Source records
──────────

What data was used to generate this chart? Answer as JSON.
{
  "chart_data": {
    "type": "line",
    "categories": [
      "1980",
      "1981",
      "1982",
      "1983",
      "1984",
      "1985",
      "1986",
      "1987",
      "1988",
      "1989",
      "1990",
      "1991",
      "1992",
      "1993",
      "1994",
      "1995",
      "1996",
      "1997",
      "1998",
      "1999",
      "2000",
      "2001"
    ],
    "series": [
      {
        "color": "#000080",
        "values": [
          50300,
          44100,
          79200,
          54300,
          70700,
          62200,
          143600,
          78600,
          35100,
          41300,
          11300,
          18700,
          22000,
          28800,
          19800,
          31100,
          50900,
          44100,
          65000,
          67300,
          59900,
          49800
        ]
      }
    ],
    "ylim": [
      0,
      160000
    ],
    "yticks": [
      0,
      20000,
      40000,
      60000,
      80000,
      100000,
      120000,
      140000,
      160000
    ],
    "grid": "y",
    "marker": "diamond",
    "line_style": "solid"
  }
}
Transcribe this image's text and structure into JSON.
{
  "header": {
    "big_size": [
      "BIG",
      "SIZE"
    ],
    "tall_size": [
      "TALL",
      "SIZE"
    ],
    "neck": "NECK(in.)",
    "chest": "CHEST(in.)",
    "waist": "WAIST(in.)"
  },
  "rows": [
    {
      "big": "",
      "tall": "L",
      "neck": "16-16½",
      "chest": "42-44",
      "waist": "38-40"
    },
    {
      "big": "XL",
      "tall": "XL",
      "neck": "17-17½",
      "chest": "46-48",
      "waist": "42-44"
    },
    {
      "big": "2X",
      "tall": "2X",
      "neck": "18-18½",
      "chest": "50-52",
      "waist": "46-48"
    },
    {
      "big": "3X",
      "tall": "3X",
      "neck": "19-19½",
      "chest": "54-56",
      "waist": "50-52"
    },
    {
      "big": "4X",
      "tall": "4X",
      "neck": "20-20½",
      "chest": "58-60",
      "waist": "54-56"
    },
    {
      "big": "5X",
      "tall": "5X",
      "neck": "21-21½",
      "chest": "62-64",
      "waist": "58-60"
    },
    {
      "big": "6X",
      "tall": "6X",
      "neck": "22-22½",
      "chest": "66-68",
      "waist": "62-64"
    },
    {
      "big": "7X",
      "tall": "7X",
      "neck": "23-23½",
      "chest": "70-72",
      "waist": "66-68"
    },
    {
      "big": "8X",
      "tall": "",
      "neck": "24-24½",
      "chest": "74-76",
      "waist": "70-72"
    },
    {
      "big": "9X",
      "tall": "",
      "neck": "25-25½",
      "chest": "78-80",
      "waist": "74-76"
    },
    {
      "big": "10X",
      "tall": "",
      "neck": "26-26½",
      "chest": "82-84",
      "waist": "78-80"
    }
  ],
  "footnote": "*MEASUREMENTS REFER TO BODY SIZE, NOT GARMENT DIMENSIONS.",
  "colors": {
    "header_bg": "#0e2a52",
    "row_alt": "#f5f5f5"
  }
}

──────────

From the listing above, collect each line in which the string "waist" appears.

    "waist": "WAIST(in.)"
      "waist": "38-40"
      "waist": "42-44"
      "waist": "46-48"
      "waist": "50-52"
      "waist": "54-56"
      "waist": "58-60"
      "waist": "62-64"
      "waist": "66-68"
      "waist": "70-72"
      "waist": "74-76"
      "waist": "78-80"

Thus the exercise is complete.